BEGIN PROVIDED RECORDS

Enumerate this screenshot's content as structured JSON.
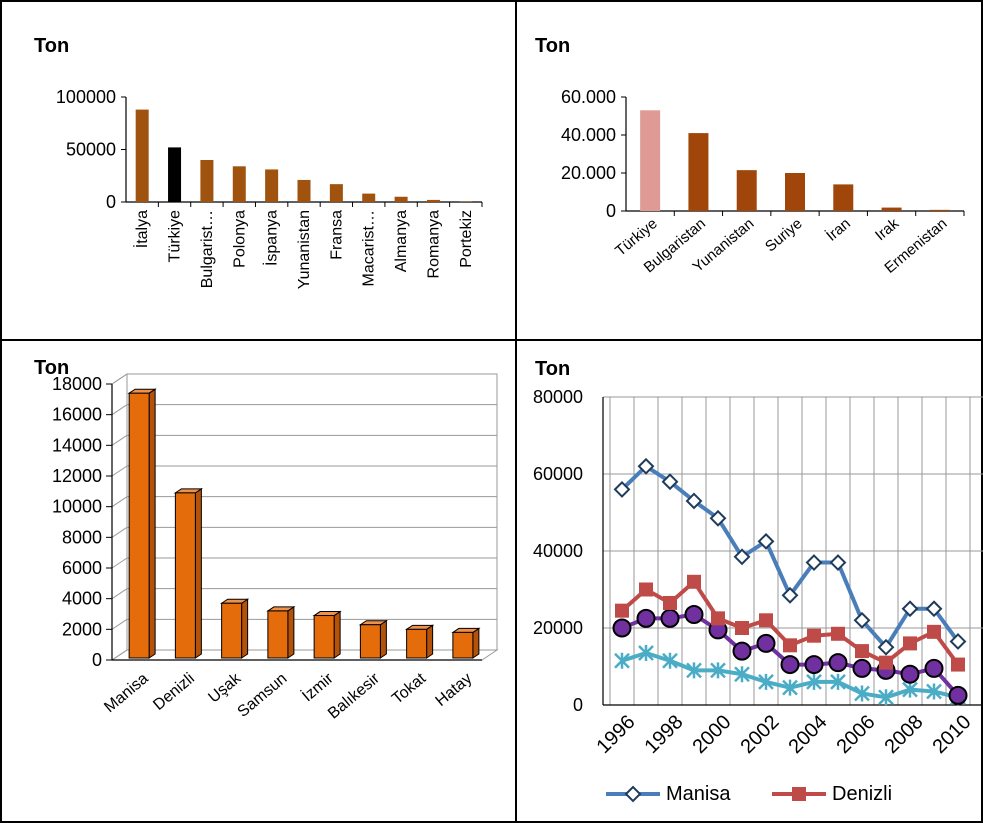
{
  "chart_data": [
    {
      "type": "bar",
      "ylabel": "Ton",
      "ylim": [
        0,
        100000
      ],
      "yticks": [
        "100000",
        "50000",
        "0"
      ],
      "categories": [
        "İtalya",
        "Türkiye",
        "Bulgarist…",
        "Polonya",
        "İspanya",
        "Yunanistan",
        "Fransa",
        "Macarist…",
        "Almanya",
        "Romanya",
        "Portekiz"
      ],
      "values": [
        88000,
        52000,
        40000,
        34000,
        31000,
        21000,
        17000,
        8000,
        5000,
        2000,
        300
      ],
      "colors": [
        "#a0520f",
        "#000000",
        "#a0520f",
        "#a0520f",
        "#a0520f",
        "#a0520f",
        "#a0520f",
        "#a0520f",
        "#a0520f",
        "#a0520f",
        "#a0520f"
      ],
      "grid": false,
      "legend": "none"
    },
    {
      "type": "bar",
      "ylabel": "Ton",
      "ylim": [
        0,
        60000
      ],
      "yticks": [
        "60.000",
        "40.000",
        "20.000",
        "0"
      ],
      "categories": [
        "Türkiye",
        "Bulgaristan",
        "Yunanistan",
        "Suriye",
        "İran",
        "Irak",
        "Ermenistan"
      ],
      "values": [
        53000,
        41000,
        21500,
        20000,
        14000,
        1800,
        600
      ],
      "colors": [
        "#e09a96",
        "#a0460a",
        "#a0460a",
        "#a0460a",
        "#a0460a",
        "#a0460a",
        "#a0460a"
      ],
      "grid": false,
      "legend": "none"
    },
    {
      "type": "bar",
      "ylabel": "Ton",
      "ylim": [
        0,
        18000
      ],
      "yticks": [
        "18000",
        "16000",
        "14000",
        "12000",
        "10000",
        "8000",
        "6000",
        "4000",
        "2000",
        "0"
      ],
      "categories": [
        "Manisa",
        "Denizli",
        "Uşak",
        "Samsun",
        "İzmir",
        "Balıkesir",
        "Tokat",
        "Hatay"
      ],
      "values": [
        17400,
        10900,
        3700,
        3200,
        2900,
        2300,
        2000,
        1800
      ],
      "color": "#e46c0a",
      "grid": true,
      "legend": "none"
    },
    {
      "type": "line",
      "ylabel": "Ton",
      "ylim": [
        0,
        80000
      ],
      "yticks": [
        "80000",
        "60000",
        "40000",
        "20000",
        "0"
      ],
      "x": [
        1996,
        1997,
        1998,
        1999,
        2000,
        2001,
        2002,
        2003,
        2004,
        2005,
        2006,
        2007,
        2008,
        2009,
        2010
      ],
      "xtick_labels": [
        "1996",
        "1998",
        "2000",
        "2002",
        "2004",
        "2006",
        "2008",
        "2010"
      ],
      "grid": true,
      "legend": "bottom",
      "series": [
        {
          "name": "Manisa",
          "color": "#4a7ebb",
          "marker": "diamond",
          "values": [
            56000,
            62000,
            58000,
            53000,
            48500,
            38500,
            42500,
            28500,
            37000,
            37000,
            22000,
            15000,
            25000,
            25000,
            16500
          ]
        },
        {
          "name": "Denizli",
          "color": "#be4b48",
          "marker": "square",
          "values": [
            24500,
            30000,
            26500,
            32000,
            22500,
            20000,
            22000,
            15500,
            18000,
            18500,
            14000,
            11000,
            16000,
            19000,
            10500
          ]
        },
        {
          "name": "",
          "color": "#7030a0",
          "marker": "circle",
          "values": [
            20000,
            22500,
            22500,
            23500,
            19500,
            14000,
            16000,
            10500,
            10500,
            11000,
            9500,
            9000,
            8000,
            9500,
            2500
          ]
        },
        {
          "name": "",
          "color": "#4bacc6",
          "marker": "x",
          "values": [
            11500,
            13500,
            11500,
            9000,
            9000,
            8000,
            6000,
            4500,
            6000,
            6000,
            3000,
            2000,
            4000,
            3500,
            2000
          ]
        }
      ]
    }
  ]
}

END PROVIDED RECORDS

◆ **DO THIS**: Reproduce the entries above exactly. Do not include the images.

◆ **RIGHT ANSWER**:
Enumerate this screenshot's content as structured JSON.
{
  "chart_data": [
    {
      "type": "bar",
      "ylabel": "Ton",
      "ylim": [
        0,
        100000
      ],
      "yticks": [
        "100000",
        "50000",
        "0"
      ],
      "categories": [
        "İtalya",
        "Türkiye",
        "Bulgarist…",
        "Polonya",
        "İspanya",
        "Yunanistan",
        "Fransa",
        "Macarist…",
        "Almanya",
        "Romanya",
        "Portekiz"
      ],
      "values": [
        88000,
        52000,
        40000,
        34000,
        31000,
        21000,
        17000,
        8000,
        5000,
        2000,
        300
      ],
      "colors": [
        "#a0520f",
        "#000000",
        "#a0520f",
        "#a0520f",
        "#a0520f",
        "#a0520f",
        "#a0520f",
        "#a0520f",
        "#a0520f",
        "#a0520f",
        "#a0520f"
      ],
      "grid": false,
      "legend": "none"
    },
    {
      "type": "bar",
      "ylabel": "Ton",
      "ylim": [
        0,
        60000
      ],
      "yticks": [
        "60.000",
        "40.000",
        "20.000",
        "0"
      ],
      "categories": [
        "Türkiye",
        "Bulgaristan",
        "Yunanistan",
        "Suriye",
        "İran",
        "Irak",
        "Ermenistan"
      ],
      "values": [
        53000,
        41000,
        21500,
        20000,
        14000,
        1800,
        600
      ],
      "colors": [
        "#e09a96",
        "#a0460a",
        "#a0460a",
        "#a0460a",
        "#a0460a",
        "#a0460a",
        "#a0460a"
      ],
      "grid": false,
      "legend": "none"
    },
    {
      "type": "bar",
      "ylabel": "Ton",
      "ylim": [
        0,
        18000
      ],
      "yticks": [
        "18000",
        "16000",
        "14000",
        "12000",
        "10000",
        "8000",
        "6000",
        "4000",
        "2000",
        "0"
      ],
      "categories": [
        "Manisa",
        "Denizli",
        "Uşak",
        "Samsun",
        "İzmir",
        "Balıkesir",
        "Tokat",
        "Hatay"
      ],
      "values": [
        17400,
        10900,
        3700,
        3200,
        2900,
        2300,
        2000,
        1800
      ],
      "color": "#e46c0a",
      "grid": true,
      "legend": "none"
    },
    {
      "type": "line",
      "ylabel": "Ton",
      "ylim": [
        0,
        80000
      ],
      "yticks": [
        "80000",
        "60000",
        "40000",
        "20000",
        "0"
      ],
      "x": [
        1996,
        1997,
        1998,
        1999,
        2000,
        2001,
        2002,
        2003,
        2004,
        2005,
        2006,
        2007,
        2008,
        2009,
        2010
      ],
      "xtick_labels": [
        "1996",
        "1998",
        "2000",
        "2002",
        "2004",
        "2006",
        "2008",
        "2010"
      ],
      "grid": true,
      "legend": "bottom",
      "series": [
        {
          "name": "Manisa",
          "color": "#4a7ebb",
          "marker": "diamond",
          "values": [
            56000,
            62000,
            58000,
            53000,
            48500,
            38500,
            42500,
            28500,
            37000,
            37000,
            22000,
            15000,
            25000,
            25000,
            16500
          ]
        },
        {
          "name": "Denizli",
          "color": "#be4b48",
          "marker": "square",
          "values": [
            24500,
            30000,
            26500,
            32000,
            22500,
            20000,
            22000,
            15500,
            18000,
            18500,
            14000,
            11000,
            16000,
            19000,
            10500
          ]
        },
        {
          "name": "",
          "color": "#7030a0",
          "marker": "circle",
          "values": [
            20000,
            22500,
            22500,
            23500,
            19500,
            14000,
            16000,
            10500,
            10500,
            11000,
            9500,
            9000,
            8000,
            9500,
            2500
          ]
        },
        {
          "name": "",
          "color": "#4bacc6",
          "marker": "x",
          "values": [
            11500,
            13500,
            11500,
            9000,
            9000,
            8000,
            6000,
            4500,
            6000,
            6000,
            3000,
            2000,
            4000,
            3500,
            2000
          ]
        }
      ]
    }
  ]
}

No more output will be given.